-- SCHRIFTLICHE AUFGABEN --
• a. Beantworte die folgenden Fragen zum Auszug aus der Bundestagsdebatte über die Immunität.
(i) Wessen Bitte konnte in diesem Verfahren nicht entsprochen werden?
(ii) Nach welcher Vorschrift der Geschäftsordnung kann Dr. Gysi eine Erklärung zur Abstimmung abgeben?
(iii) Welche Parteien stimmten im Fall André Hahn im Sächsischen Landtag gegen die Aufhebung der Immunität?
• b. Führe den Auszug aus der Bundestagsdebatte über die Immunität im Anschluss an seinen letzten Satz fort.

-- LESETEXT --
Zur Erklärung: In diesem Verfahren sind keine Zwischenbemerkungen bzw. Zwischenfragen möglich. Deswegen konnte ich der Bitte von Christian Ströbele nicht
entsprechen.
Aber der Kollege Dr. Gysi hat, wenn er will – das ist
mir gerade angekündigt worden –, nach § 31 Abs. 1 der
Geschäftsordnung die Möglichkeit, eine Erklärung zur
Abstimmung abzugeben.
Dr. Gregor Gysi (DIE LINKE):
Frau Präsidentin! Meine Damen und Herren! Ganz
kurz: Im Fall André Hahn, den die gleiche Angelegenheit betrifft, haben SPD und Grüne im Sächsischen
Landtag gegen die Aufhebung der Immunität gestimmt.
(Beifall bei der LINKEN)
Jetzt sage ich etwas zu Ihrem Argument, weil es mich
ärgert, wenn Sie sagen, es geht um Privilegien für zwei
Leute im Unterschied zu anderen. Ganz im Gegenteil,
wenn der Bundestag in diesem Falle sagte: „Wir heben
die Immunität nicht auf“, hätten wir allen anderen geholfen. Das wäre entscheidend gewesen.

-- BEREITGESTELLTES MATERIAL --
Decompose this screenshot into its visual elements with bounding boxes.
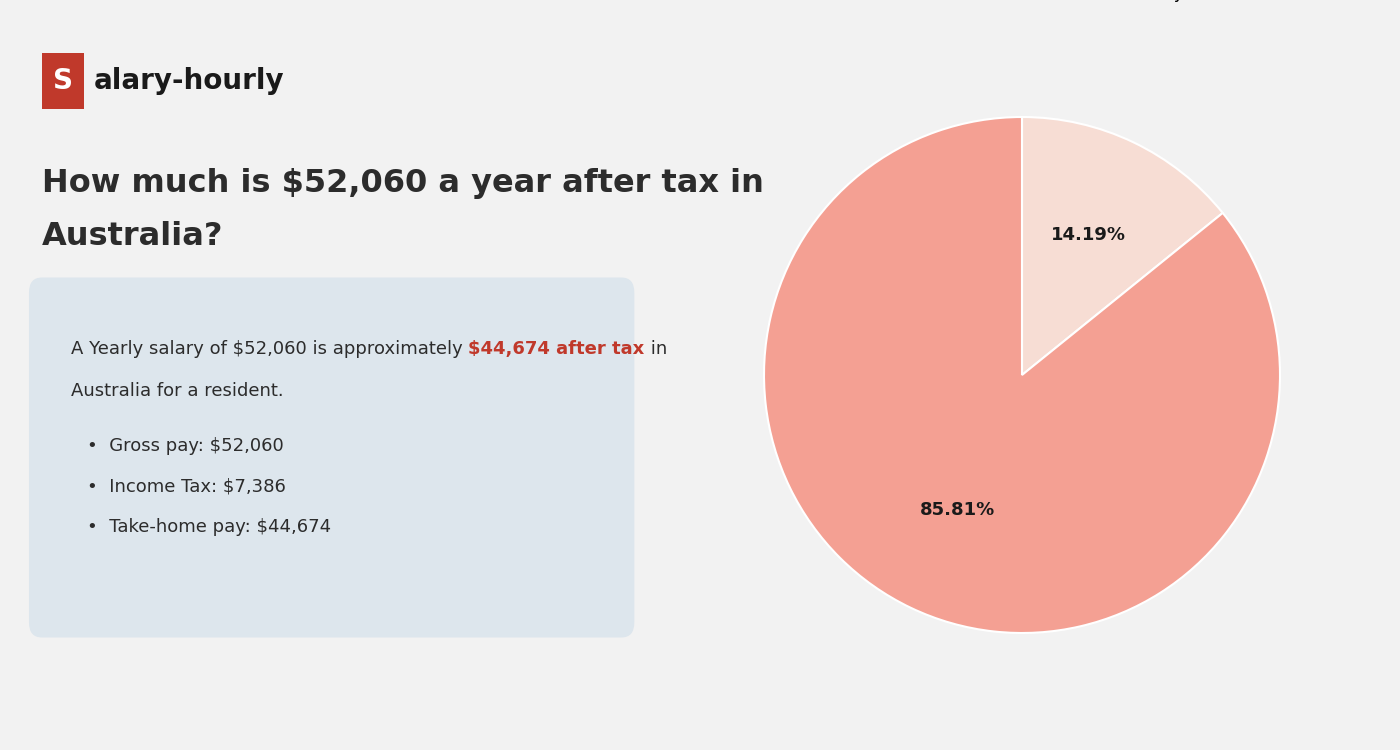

-- ANTWORTEN --
• a.
(i) Der Bitte von Christian Ströbele konnte nicht entsprochen werden.
(ii) Er kann sie nach § 31 Abs. 1 der Geschäftsordnung abgeben.
(iii) SPD und Grüne stimmten dort gegen die Aufhebung der Immunität.

• b.
Danke.
(Beifall bei der LINKEN – Jürgen Trittin
[BÜNDNIS 90/DIE GRÜNEN]: Und das von
einem Rechtsanwalt!)
Vizepräsidentin Claudia Roth:
Es gibt jetzt eine ganze Reihe von persönlichen Erklärungen, die nach unseren Regeln zu gewähren sind.
Dürfte ich einmal ganz kurz die Parlamentarischen Geschäftsführer zu mir bitten?
(Die Parlamentarischen Geschäftsführer begeben sich zum Präsidium – Hubert Hüppe
[CDU/CSU]: Die Erklärungen können ja
schriftlich eingereicht werden!)
Liebe Kolleginnen und Kollegen, ich weiß, das ist ein
hochemotionales Thema; aber die Parlamentarischen
Geschäftsführerinnen und Geschäftsführer haben sich
darauf geeinigt, vorzuschlagen, dass diejenigen, die sich
jetzt noch für eine Erklärung zur Abstimmung gemeldet
haben, diese Erklärung bitte schriftlich einbringen,
(Hans-Christian Ströbele [BÜNDNIS 90/DIE
GRÜNEN]: Nein!)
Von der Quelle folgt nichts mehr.